• What the task asks:
Render the material again word for word, skipping the pictures in it.

(Items from a data source)
## Begin

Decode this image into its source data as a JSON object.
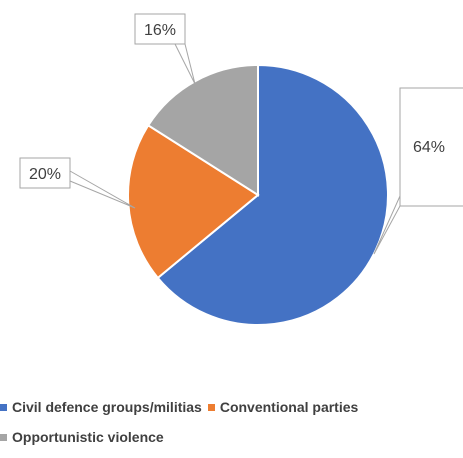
{
  "chart_data": {
    "type": "pie",
    "title": "",
    "categories": [
      "Civil defence groups/militias",
      "Conventional parties",
      "Opportunistic violence"
    ],
    "values": [
      64,
      20,
      16
    ],
    "data_labels": [
      "64%",
      "20%",
      "16%"
    ],
    "colors": [
      "#4472C4",
      "#ED7D31",
      "#A5A5A5"
    ],
    "legend_position": "bottom",
    "start_angle_deg": 0,
    "direction": "clockwise"
  },
  "legend": {
    "items": [
      {
        "label": "Civil defence groups/militias",
        "color": "#4472C4"
      },
      {
        "label": "Conventional parties",
        "color": "#ED7D31"
      },
      {
        "label": "Opportunistic violence",
        "color": "#A5A5A5"
      }
    ]
  }
}
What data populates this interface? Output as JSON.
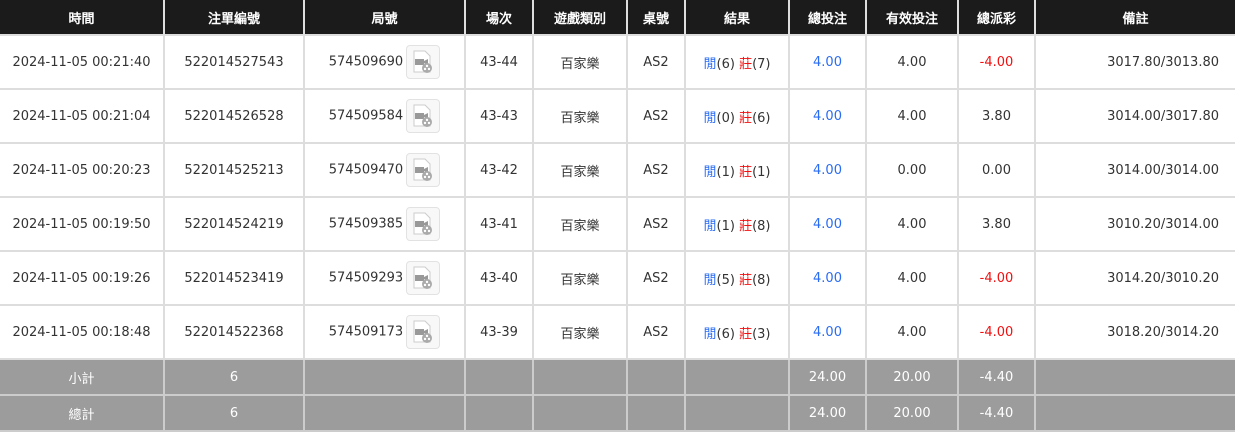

## End

• Result of the task:
Decode this image into its source data as a JSON object.
{
  "chart_data": {
    "type": "pie",
    "title": "",
    "categories": [
      "Civil defence groups/militias",
      "Conventional parties",
      "Opportunistic violence"
    ],
    "values": [
      64,
      20,
      16
    ],
    "data_labels": [
      "64%",
      "20%",
      "16%"
    ],
    "colors": [
      "#4472C4",
      "#ED7D31",
      "#A5A5A5"
    ],
    "legend_position": "bottom",
    "start_angle_deg": 0,
    "direction": "clockwise"
  },
  "legend": {
    "items": [
      {
        "label": "Civil defence groups/militias",
        "color": "#4472C4"
      },
      {
        "label": "Conventional parties",
        "color": "#ED7D31"
      },
      {
        "label": "Opportunistic violence",
        "color": "#A5A5A5"
      }
    ]
  }
}
What data populates this interface? Output as JSON.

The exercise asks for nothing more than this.